- EXERCISE REQUIREMENTS
In the entries below, find the lines with the word "Enter" and copy them.

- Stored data

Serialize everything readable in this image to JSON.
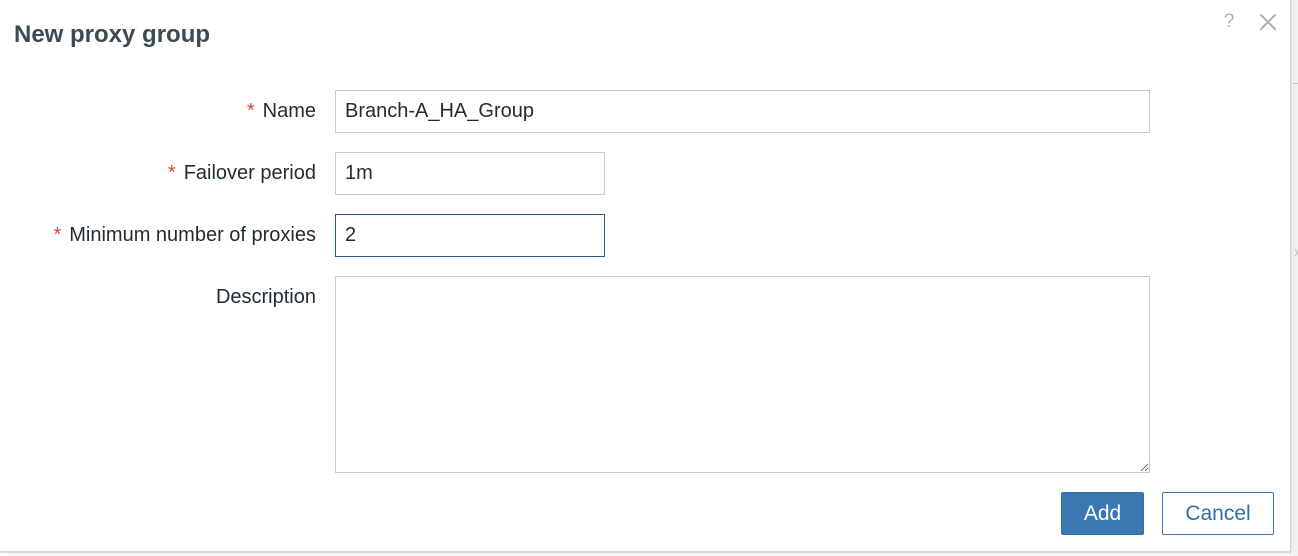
{
  "dialog": {
    "title": "New proxy group",
    "help_glyph": "?",
    "close_icon": "close-icon"
  },
  "form": {
    "name": {
      "required_mark": "*",
      "label": "Name",
      "value": "Branch-A_HA_Group"
    },
    "failover_period": {
      "required_mark": "*",
      "label": "Failover period",
      "value": "1m"
    },
    "min_proxies": {
      "required_mark": "*",
      "label": "Minimum number of proxies",
      "value": "2"
    },
    "description": {
      "label": "Description",
      "value": ""
    }
  },
  "buttons": {
    "add": "Add",
    "cancel": "Cancel"
  },
  "colors": {
    "primary": "#3b78b2",
    "required": "#d64541",
    "focus_border": "#2c5b86"
  }
}
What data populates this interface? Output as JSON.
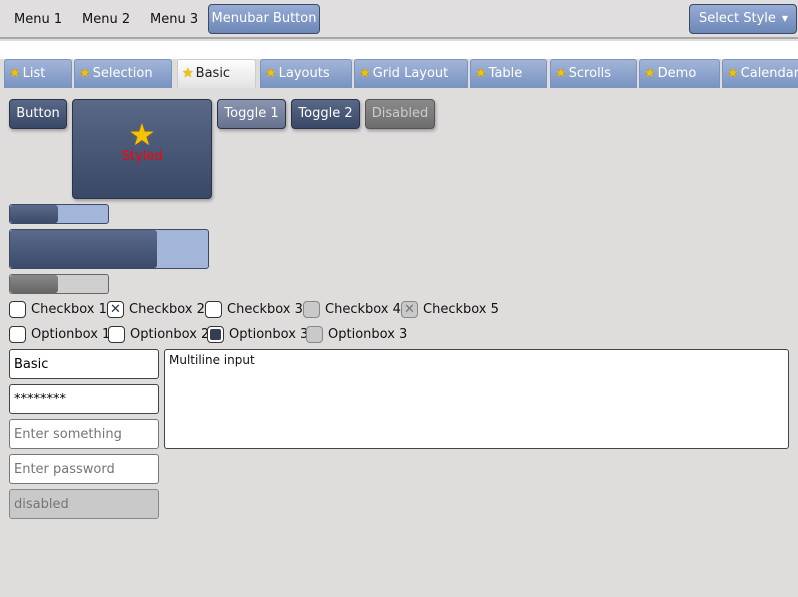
{
  "menubar": {
    "items": [
      "Menu 1",
      "Menu 2",
      "Menu 3"
    ],
    "button": "Menubar Button",
    "select_style": "Select Style"
  },
  "tabs": [
    {
      "label": "List"
    },
    {
      "label": "Selection"
    },
    {
      "label": "Basic",
      "active": true
    },
    {
      "label": "Layouts"
    },
    {
      "label": "Grid Layout"
    },
    {
      "label": "Table"
    },
    {
      "label": "Scrolls"
    },
    {
      "label": "Demo"
    },
    {
      "label": "Calendar"
    }
  ],
  "buttons": {
    "button": "Button",
    "styled": "Styled",
    "toggle1": "Toggle 1",
    "toggle2": "Toggle 2",
    "disabled": "Disabled"
  },
  "progress": [
    0.49,
    0.74,
    0.49
  ],
  "checkboxes": [
    {
      "label": "Checkbox 1",
      "checked": false
    },
    {
      "label": "Checkbox 2",
      "checked": true
    },
    {
      "label": "Checkbox 3",
      "checked": false
    },
    {
      "label": "Checkbox 4",
      "checked": false,
      "disabled": true
    },
    {
      "label": "Checkbox 5",
      "checked": true,
      "disabled": true
    }
  ],
  "options": [
    {
      "label": "Optionbox 1"
    },
    {
      "label": "Optionbox 2"
    },
    {
      "label": "Optionbox 3",
      "selected": true
    },
    {
      "label": "Optionbox 3",
      "disabled": true
    }
  ],
  "inputs": {
    "basic": "Basic",
    "password": "********",
    "placeholder1": "Enter something",
    "placeholder2": "Enter password",
    "disabled": "disabled",
    "multiline": "Multiline input"
  },
  "colors": {
    "accent": "#7893c1",
    "dark_button": "#3a4868",
    "styled_text": "#ff0000"
  }
}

- RESULT OF THE TASK
    "placeholder1": "Enter something",
    "placeholder2": "Enter password",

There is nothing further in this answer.